• Exercise description: Repeat each entry as written, dropping any picture you find.
## Begin Records for this exercise
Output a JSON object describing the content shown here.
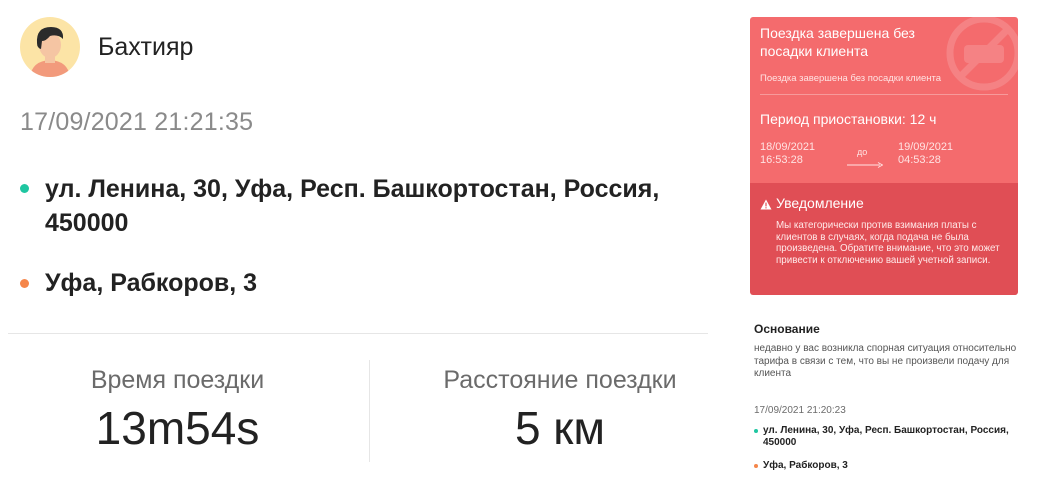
{
  "user": {
    "name": "Бахтияр",
    "avatar_icon": "user-avatar-icon"
  },
  "trip": {
    "datetime": "17/09/2021 21:21:35",
    "pickup": "ул. Ленина, 30, Уфа, Респ. Башкортостан, Россия, 450000",
    "dropoff": "Уфа, Рабкоров, 3",
    "duration_label": "Время поездки",
    "duration_value": "13m54s",
    "distance_label": "Расстояние поездки",
    "distance_value": "5 км"
  },
  "alert": {
    "title": "Поездка завершена без посадки клиента",
    "subtitle": "Поездка завершена без посадки клиента",
    "period": "Период приостановки: 12 ч",
    "from": [
      "18/09/2021",
      "16:53:28"
    ],
    "to_label": "до",
    "to": [
      "19/09/2021",
      "04:53:28"
    ],
    "notice_title": "Уведомление",
    "notice_text": "Мы категорически против взимания платы с клиентов в случаях, когда подача не была произведена. Обратите внимание, что это может привести к отключению вашей учетной записи."
  },
  "basis": {
    "title": "Основание",
    "text": "недавно у вас возникла спорная ситуация относительно тарифа в связи с тем, что вы не произвели подачу для клиента",
    "datetime": "17/09/2021 21:20:23",
    "pickup": "ул. Ленина, 30, Уфа, Респ. Башкортостан, Россия, 450000",
    "dropoff": "Уфа, Рабкоров, 3"
  },
  "colors": {
    "pickup_dot": "#1fc6a1",
    "dropoff_dot": "#f5864a",
    "alert_top": "#f46b6d",
    "alert_bottom": "#e04e55"
  }
}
## End Records for this exercise
• Solution:
Output a JSON object describing the content shown here.
{
  "user": {
    "name": "Бахтияр",
    "avatar_icon": "user-avatar-icon"
  },
  "trip": {
    "datetime": "17/09/2021 21:21:35",
    "pickup": "ул. Ленина, 30, Уфа, Респ. Башкортостан, Россия, 450000",
    "dropoff": "Уфа, Рабкоров, 3",
    "duration_label": "Время поездки",
    "duration_value": "13m54s",
    "distance_label": "Расстояние поездки",
    "distance_value": "5 км"
  },
  "alert": {
    "title": "Поездка завершена без посадки клиента",
    "subtitle": "Поездка завершена без посадки клиента",
    "period": "Период приостановки: 12 ч",
    "from": [
      "18/09/2021",
      "16:53:28"
    ],
    "to_label": "до",
    "to": [
      "19/09/2021",
      "04:53:28"
    ],
    "notice_title": "Уведомление",
    "notice_text": "Мы категорически против взимания платы с клиентов в случаях, когда подача не была произведена. Обратите внимание, что это может привести к отключению вашей учетной записи."
  },
  "basis": {
    "title": "Основание",
    "text": "недавно у вас возникла спорная ситуация относительно тарифа в связи с тем, что вы не произвели подачу для клиента",
    "datetime": "17/09/2021 21:20:23",
    "pickup": "ул. Ленина, 30, Уфа, Респ. Башкортостан, Россия, 450000",
    "dropoff": "Уфа, Рабкоров, 3"
  },
  "colors": {
    "pickup_dot": "#1fc6a1",
    "dropoff_dot": "#f5864a",
    "alert_top": "#f46b6d",
    "alert_bottom": "#e04e55"
  }
}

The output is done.